> **SET EXERCISE**
In the listing below, locate the lines bearing the word "press". Copy every one of them.

> **SOURCE RECORDS**
........

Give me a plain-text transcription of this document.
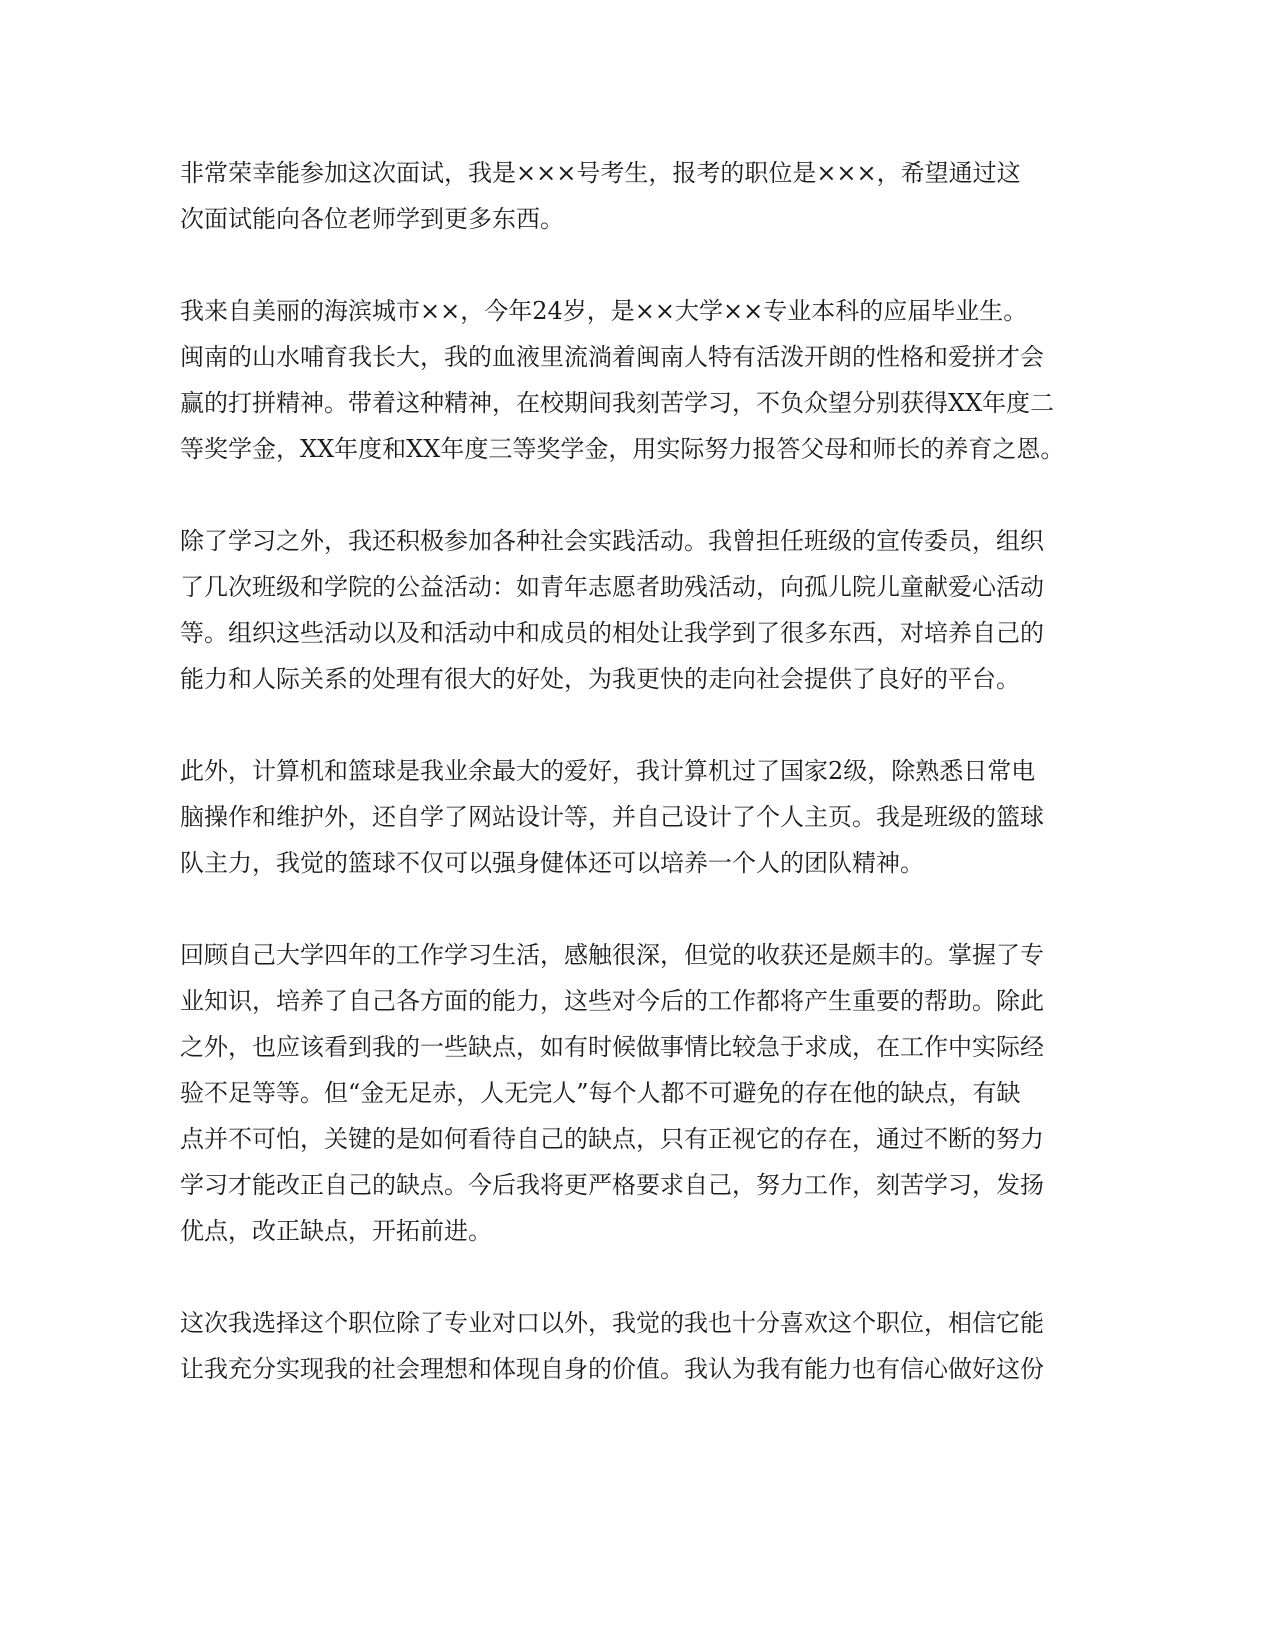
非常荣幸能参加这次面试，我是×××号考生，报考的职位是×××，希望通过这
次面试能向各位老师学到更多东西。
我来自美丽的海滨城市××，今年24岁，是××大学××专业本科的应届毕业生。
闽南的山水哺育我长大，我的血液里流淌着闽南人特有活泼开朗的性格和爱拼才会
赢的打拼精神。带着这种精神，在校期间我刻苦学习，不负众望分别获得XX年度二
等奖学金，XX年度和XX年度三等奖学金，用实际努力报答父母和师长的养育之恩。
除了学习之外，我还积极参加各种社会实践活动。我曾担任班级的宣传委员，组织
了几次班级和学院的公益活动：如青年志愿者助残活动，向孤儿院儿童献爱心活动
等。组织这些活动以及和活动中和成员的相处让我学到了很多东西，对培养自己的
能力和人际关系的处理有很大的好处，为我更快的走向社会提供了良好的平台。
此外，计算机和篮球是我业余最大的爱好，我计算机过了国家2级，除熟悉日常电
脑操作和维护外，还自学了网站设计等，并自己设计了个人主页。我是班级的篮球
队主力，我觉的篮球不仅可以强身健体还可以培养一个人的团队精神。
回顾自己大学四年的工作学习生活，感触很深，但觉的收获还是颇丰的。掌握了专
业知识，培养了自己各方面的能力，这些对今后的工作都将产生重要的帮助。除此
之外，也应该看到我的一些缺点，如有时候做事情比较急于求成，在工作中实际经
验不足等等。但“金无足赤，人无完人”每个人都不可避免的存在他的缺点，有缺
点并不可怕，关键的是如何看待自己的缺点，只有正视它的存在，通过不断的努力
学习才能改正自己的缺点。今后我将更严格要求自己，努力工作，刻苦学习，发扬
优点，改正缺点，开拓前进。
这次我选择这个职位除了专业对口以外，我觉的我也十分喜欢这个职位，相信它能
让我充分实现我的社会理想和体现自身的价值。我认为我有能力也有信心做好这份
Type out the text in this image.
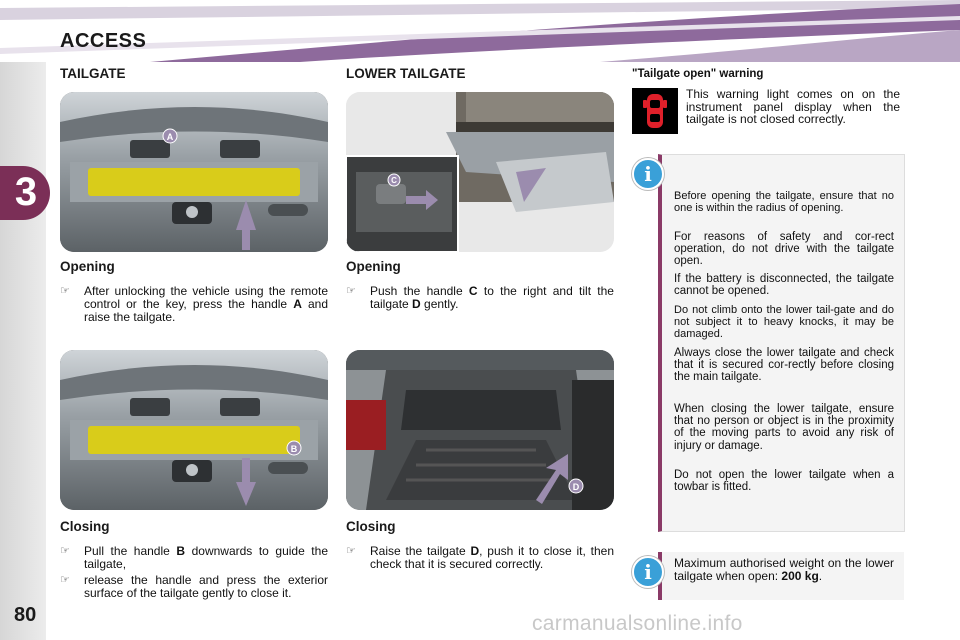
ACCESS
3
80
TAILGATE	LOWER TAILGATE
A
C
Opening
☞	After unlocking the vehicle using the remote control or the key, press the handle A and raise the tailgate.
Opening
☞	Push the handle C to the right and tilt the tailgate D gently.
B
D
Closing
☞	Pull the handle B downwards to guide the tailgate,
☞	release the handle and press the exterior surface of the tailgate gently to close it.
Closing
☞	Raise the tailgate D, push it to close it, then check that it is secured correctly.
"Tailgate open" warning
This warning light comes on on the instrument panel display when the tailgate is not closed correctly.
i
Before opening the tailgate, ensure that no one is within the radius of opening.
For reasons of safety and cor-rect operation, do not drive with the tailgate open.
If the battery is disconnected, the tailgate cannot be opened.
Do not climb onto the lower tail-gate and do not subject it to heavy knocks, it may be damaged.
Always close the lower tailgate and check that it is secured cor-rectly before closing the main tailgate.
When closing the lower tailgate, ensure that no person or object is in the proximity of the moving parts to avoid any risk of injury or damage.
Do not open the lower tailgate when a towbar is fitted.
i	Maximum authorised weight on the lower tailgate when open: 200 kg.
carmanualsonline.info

........

> **OUTPUT FOR THIS EXERCISE**
☞	After unlocking the vehicle using the remote control or the key, press the handle A and raise the tailgate.
☞	release the handle and press the exterior surface of the tailgate gently to close it.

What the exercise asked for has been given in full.